--- Dataset rows ---
○ ○ ○ ○ ○ ○ ○

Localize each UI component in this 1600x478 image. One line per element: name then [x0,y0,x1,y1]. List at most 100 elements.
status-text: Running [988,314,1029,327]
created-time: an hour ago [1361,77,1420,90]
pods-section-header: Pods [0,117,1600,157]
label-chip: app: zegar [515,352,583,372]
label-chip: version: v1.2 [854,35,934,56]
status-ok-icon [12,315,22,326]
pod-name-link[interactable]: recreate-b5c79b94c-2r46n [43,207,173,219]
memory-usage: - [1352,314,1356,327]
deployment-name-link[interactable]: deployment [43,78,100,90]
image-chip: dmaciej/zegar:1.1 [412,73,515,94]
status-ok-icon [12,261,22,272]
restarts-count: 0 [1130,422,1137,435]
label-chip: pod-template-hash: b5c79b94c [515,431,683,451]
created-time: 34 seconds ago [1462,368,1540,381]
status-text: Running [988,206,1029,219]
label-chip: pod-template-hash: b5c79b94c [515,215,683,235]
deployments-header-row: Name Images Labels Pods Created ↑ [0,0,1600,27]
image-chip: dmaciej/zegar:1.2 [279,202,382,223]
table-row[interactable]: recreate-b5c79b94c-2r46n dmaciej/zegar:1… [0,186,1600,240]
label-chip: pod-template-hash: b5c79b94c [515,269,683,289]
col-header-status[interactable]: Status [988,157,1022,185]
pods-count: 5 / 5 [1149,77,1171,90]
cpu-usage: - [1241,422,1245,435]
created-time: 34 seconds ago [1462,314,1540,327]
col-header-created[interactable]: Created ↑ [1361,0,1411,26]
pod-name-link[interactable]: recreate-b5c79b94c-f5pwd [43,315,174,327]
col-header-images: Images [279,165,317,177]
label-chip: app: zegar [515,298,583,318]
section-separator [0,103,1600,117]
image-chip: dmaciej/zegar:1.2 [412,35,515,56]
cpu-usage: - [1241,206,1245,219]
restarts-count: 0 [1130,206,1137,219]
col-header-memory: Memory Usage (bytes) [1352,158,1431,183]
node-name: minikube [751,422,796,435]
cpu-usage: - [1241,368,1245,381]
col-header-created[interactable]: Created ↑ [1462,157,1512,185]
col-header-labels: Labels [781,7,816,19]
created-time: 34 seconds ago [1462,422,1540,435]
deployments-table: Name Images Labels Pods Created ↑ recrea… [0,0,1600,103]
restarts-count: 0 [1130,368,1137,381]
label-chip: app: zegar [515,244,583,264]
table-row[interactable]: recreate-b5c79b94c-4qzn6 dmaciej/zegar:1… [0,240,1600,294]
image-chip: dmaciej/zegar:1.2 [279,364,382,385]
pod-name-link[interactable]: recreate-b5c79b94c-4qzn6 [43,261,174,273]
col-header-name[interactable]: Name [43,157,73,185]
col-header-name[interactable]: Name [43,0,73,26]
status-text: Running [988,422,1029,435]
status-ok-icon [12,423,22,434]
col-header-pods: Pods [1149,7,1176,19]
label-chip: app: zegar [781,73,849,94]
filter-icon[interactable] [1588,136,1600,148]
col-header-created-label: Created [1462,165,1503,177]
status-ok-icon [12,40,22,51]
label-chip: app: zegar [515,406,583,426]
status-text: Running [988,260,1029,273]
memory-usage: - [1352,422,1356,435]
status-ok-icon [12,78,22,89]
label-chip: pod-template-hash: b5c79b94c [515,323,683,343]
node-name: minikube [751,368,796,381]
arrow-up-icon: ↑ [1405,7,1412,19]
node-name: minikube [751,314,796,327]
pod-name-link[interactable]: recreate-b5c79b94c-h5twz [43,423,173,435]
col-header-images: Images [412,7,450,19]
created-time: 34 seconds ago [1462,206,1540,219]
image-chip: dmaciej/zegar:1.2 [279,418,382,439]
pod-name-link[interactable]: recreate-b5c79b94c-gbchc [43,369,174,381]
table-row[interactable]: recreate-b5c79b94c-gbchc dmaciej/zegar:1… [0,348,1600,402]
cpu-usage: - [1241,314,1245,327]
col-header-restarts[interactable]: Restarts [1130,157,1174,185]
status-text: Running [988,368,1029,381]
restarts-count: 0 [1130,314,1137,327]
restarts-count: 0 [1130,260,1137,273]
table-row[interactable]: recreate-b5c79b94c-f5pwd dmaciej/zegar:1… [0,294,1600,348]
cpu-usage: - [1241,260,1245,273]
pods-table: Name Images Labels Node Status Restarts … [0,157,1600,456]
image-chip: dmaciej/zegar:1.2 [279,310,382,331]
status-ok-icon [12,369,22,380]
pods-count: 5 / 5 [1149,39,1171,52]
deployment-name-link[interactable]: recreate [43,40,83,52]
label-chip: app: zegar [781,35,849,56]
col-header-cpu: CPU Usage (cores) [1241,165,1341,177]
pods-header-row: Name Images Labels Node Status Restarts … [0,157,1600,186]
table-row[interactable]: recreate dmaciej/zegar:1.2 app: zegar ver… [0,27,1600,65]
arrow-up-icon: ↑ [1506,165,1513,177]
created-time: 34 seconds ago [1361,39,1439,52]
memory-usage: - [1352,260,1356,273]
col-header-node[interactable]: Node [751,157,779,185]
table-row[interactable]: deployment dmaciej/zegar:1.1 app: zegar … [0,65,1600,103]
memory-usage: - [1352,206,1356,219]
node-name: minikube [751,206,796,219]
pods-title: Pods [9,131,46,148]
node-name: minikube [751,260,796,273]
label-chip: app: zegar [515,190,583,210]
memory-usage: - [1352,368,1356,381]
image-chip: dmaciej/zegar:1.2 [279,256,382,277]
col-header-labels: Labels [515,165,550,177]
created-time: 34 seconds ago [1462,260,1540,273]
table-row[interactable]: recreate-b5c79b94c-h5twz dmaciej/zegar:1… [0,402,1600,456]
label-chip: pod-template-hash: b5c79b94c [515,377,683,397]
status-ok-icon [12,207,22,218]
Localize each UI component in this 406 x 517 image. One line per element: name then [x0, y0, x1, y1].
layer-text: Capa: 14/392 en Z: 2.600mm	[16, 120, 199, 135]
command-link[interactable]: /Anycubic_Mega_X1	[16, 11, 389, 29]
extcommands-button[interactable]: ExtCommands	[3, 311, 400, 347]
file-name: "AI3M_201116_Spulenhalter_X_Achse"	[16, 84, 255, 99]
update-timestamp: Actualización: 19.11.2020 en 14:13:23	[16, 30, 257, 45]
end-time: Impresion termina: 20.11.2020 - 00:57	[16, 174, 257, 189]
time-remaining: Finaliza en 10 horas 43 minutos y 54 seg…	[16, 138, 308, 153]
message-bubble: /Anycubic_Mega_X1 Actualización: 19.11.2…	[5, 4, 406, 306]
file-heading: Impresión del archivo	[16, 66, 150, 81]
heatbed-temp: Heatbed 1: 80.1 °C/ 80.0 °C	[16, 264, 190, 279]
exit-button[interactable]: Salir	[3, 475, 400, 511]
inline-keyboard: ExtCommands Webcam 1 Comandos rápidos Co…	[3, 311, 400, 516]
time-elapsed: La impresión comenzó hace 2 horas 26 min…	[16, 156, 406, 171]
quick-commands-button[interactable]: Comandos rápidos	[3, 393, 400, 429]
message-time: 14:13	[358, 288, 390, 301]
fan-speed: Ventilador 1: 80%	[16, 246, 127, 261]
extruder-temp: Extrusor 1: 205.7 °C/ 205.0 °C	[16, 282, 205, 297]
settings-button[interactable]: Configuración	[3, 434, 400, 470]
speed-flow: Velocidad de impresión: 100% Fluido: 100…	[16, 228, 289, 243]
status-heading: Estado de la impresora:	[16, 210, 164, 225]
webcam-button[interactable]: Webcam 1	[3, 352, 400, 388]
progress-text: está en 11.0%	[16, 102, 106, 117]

○ ○ ○ ○ ○ ○ ○

--- Goal of the exercise ---
Give all of the rows above again, changing every "created-time" to "creation-time" and keeping everything else the same.

--- Response ---
Localize each UI component in this 1600x478 image. One line per element: name then [x0,y0,x1,y1]. List at most 100 elements.
status-text: Running [988,314,1029,327]
creation-time: an hour ago [1361,77,1420,90]
pods-section-header: Pods [0,117,1600,157]
label-chip: app: zegar [515,352,583,372]
label-chip: version: v1.2 [854,35,934,56]
status-ok-icon [12,315,22,326]
pod-name-link[interactable]: recreate-b5c79b94c-2r46n [43,207,173,219]
memory-usage: - [1352,314,1356,327]
deployment-name-link[interactable]: deployment [43,78,100,90]
image-chip: dmaciej/zegar:1.1 [412,73,515,94]
status-ok-icon [12,261,22,272]
restarts-count: 0 [1130,422,1137,435]
label-chip: pod-template-hash: b5c79b94c [515,431,683,451]
creation-time: 34 seconds ago [1462,368,1540,381]
status-text: Running [988,206,1029,219]
label-chip: pod-template-hash: b5c79b94c [515,215,683,235]
deployments-header-row: Name Images Labels Pods Created ↑ [0,0,1600,27]
image-chip: dmaciej/zegar:1.2 [279,202,382,223]
table-row[interactable]: recreate-b5c79b94c-2r46n dmaciej/zegar:1… [0,186,1600,240]
label-chip: pod-template-hash: b5c79b94c [515,269,683,289]
col-header-status[interactable]: Status [988,157,1022,185]
pods-count: 5 / 5 [1149,77,1171,90]
cpu-usage: - [1241,422,1245,435]
creation-time: 34 seconds ago [1462,314,1540,327]
col-header-created[interactable]: Created ↑ [1361,0,1411,26]
pod-name-link[interactable]: recreate-b5c79b94c-f5pwd [43,315,174,327]
col-header-images: Images [279,165,317,177]
label-chip: app: zegar [515,298,583,318]
section-separator [0,103,1600,117]
image-chip: dmaciej/zegar:1.2 [412,35,515,56]
cpu-usage: - [1241,206,1245,219]
restarts-count: 0 [1130,206,1137,219]
col-header-memory: Memory Usage (bytes) [1352,158,1431,183]
node-name: minikube [751,422,796,435]
cpu-usage: - [1241,368,1245,381]
col-header-created[interactable]: Created ↑ [1462,157,1512,185]
col-header-labels: Labels [781,7,816,19]
creation-time: 34 seconds ago [1462,422,1540,435]
deployments-table: Name Images Labels Pods Created ↑ recrea… [0,0,1600,103]
restarts-count: 0 [1130,368,1137,381]
label-chip: app: zegar [515,244,583,264]
table-row[interactable]: recreate-b5c79b94c-4qzn6 dmaciej/zegar:1… [0,240,1600,294]
image-chip: dmaciej/zegar:1.2 [279,364,382,385]
pod-name-link[interactable]: recreate-b5c79b94c-4qzn6 [43,261,174,273]
col-header-name[interactable]: Name [43,157,73,185]
col-header-name[interactable]: Name [43,0,73,26]
status-text: Running [988,422,1029,435]
status-ok-icon [12,423,22,434]
col-header-pods: Pods [1149,7,1176,19]
label-chip: app: zegar [781,73,849,94]
filter-icon[interactable] [1588,136,1600,148]
col-header-created-label: Created [1462,165,1503,177]
status-ok-icon [12,40,22,51]
label-chip: app: zegar [515,406,583,426]
status-text: Running [988,260,1029,273]
memory-usage: - [1352,422,1356,435]
status-ok-icon [12,78,22,89]
label-chip: pod-template-hash: b5c79b94c [515,323,683,343]
node-name: minikube [751,368,796,381]
arrow-up-icon: ↑ [1405,7,1412,19]
node-name: minikube [751,314,796,327]
pod-name-link[interactable]: recreate-b5c79b94c-h5twz [43,423,173,435]
col-header-images: Images [412,7,450,19]
creation-time: 34 seconds ago [1462,206,1540,219]
image-chip: dmaciej/zegar:1.2 [279,418,382,439]
pod-name-link[interactable]: recreate-b5c79b94c-gbchc [43,369,174,381]
table-row[interactable]: recreate-b5c79b94c-gbchc dmaciej/zegar:1… [0,348,1600,402]
cpu-usage: - [1241,314,1245,327]
col-header-restarts[interactable]: Restarts [1130,157,1174,185]
status-text: Running [988,368,1029,381]
restarts-count: 0 [1130,314,1137,327]
restarts-count: 0 [1130,260,1137,273]
table-row[interactable]: recreate-b5c79b94c-f5pwd dmaciej/zegar:1… [0,294,1600,348]
cpu-usage: - [1241,260,1245,273]
pods-table: Name Images Labels Node Status Restarts … [0,157,1600,456]
image-chip: dmaciej/zegar:1.2 [279,310,382,331]
status-ok-icon [12,369,22,380]
pods-count: 5 / 5 [1149,39,1171,52]
deployment-name-link[interactable]: recreate [43,40,83,52]
label-chip: app: zegar [781,35,849,56]
col-header-cpu: CPU Usage (cores) [1241,165,1341,177]
pods-header-row: Name Images Labels Node Status Restarts … [0,157,1600,186]
table-row[interactable]: recreate dmaciej/zegar:1.2 app: zegar ver… [0,27,1600,65]
arrow-up-icon: ↑ [1506,165,1513,177]
creation-time: 34 seconds ago [1361,39,1439,52]
memory-usage: - [1352,260,1356,273]
col-header-node[interactable]: Node [751,157,779,185]
table-row[interactable]: deployment dmaciej/zegar:1.1 app: zegar … [0,65,1600,103]
memory-usage: - [1352,206,1356,219]
node-name: minikube [751,206,796,219]
pods-title: Pods [9,131,46,148]
node-name: minikube [751,260,796,273]
label-chip: app: zegar [515,190,583,210]
memory-usage: - [1352,368,1356,381]
image-chip: dmaciej/zegar:1.2 [279,256,382,277]
col-header-labels: Labels [515,165,550,177]
creation-time: 34 seconds ago [1462,260,1540,273]
table-row[interactable]: recreate-b5c79b94c-h5twz dmaciej/zegar:1… [0,402,1600,456]
label-chip: pod-template-hash: b5c79b94c [515,377,683,397]
status-ok-icon [12,207,22,218]
Localize each UI component in this 406 x 517 image. One line per element: name then [x0, y0, x1, y1].
layer-text: Capa: 14/392 en Z: 2.600mm	[16, 120, 199, 135]
command-link[interactable]: /Anycubic_Mega_X1	[16, 11, 389, 29]
extcommands-button[interactable]: ExtCommands	[3, 311, 400, 347]
file-name: "AI3M_201116_Spulenhalter_X_Achse"	[16, 84, 255, 99]
update-timestamp: Actualización: 19.11.2020 en 14:13:23	[16, 30, 257, 45]
end-time: Impresion termina: 20.11.2020 - 00:57	[16, 174, 257, 189]
time-remaining: Finaliza en 10 horas 43 minutos y 54 seg…	[16, 138, 308, 153]
message-bubble: /Anycubic_Mega_X1 Actualización: 19.11.2…	[5, 4, 406, 306]
file-heading: Impresión del archivo	[16, 66, 150, 81]
heatbed-temp: Heatbed 1: 80.1 °C/ 80.0 °C	[16, 264, 190, 279]
exit-button[interactable]: Salir	[3, 475, 400, 511]
inline-keyboard: ExtCommands Webcam 1 Comandos rápidos Co…	[3, 311, 400, 516]
time-elapsed: La impresión comenzó hace 2 horas 26 min…	[16, 156, 406, 171]
quick-commands-button[interactable]: Comandos rápidos	[3, 393, 400, 429]
message-time: 14:13	[358, 288, 390, 301]
fan-speed: Ventilador 1: 80%	[16, 246, 127, 261]
extruder-temp: Extrusor 1: 205.7 °C/ 205.0 °C	[16, 282, 205, 297]
settings-button[interactable]: Configuración	[3, 434, 400, 470]
speed-flow: Velocidad de impresión: 100% Fluido: 100…	[16, 228, 289, 243]
status-heading: Estado de la impresora:	[16, 210, 164, 225]
webcam-button[interactable]: Webcam 1	[3, 352, 400, 388]
progress-text: está en 11.0%	[16, 102, 106, 117]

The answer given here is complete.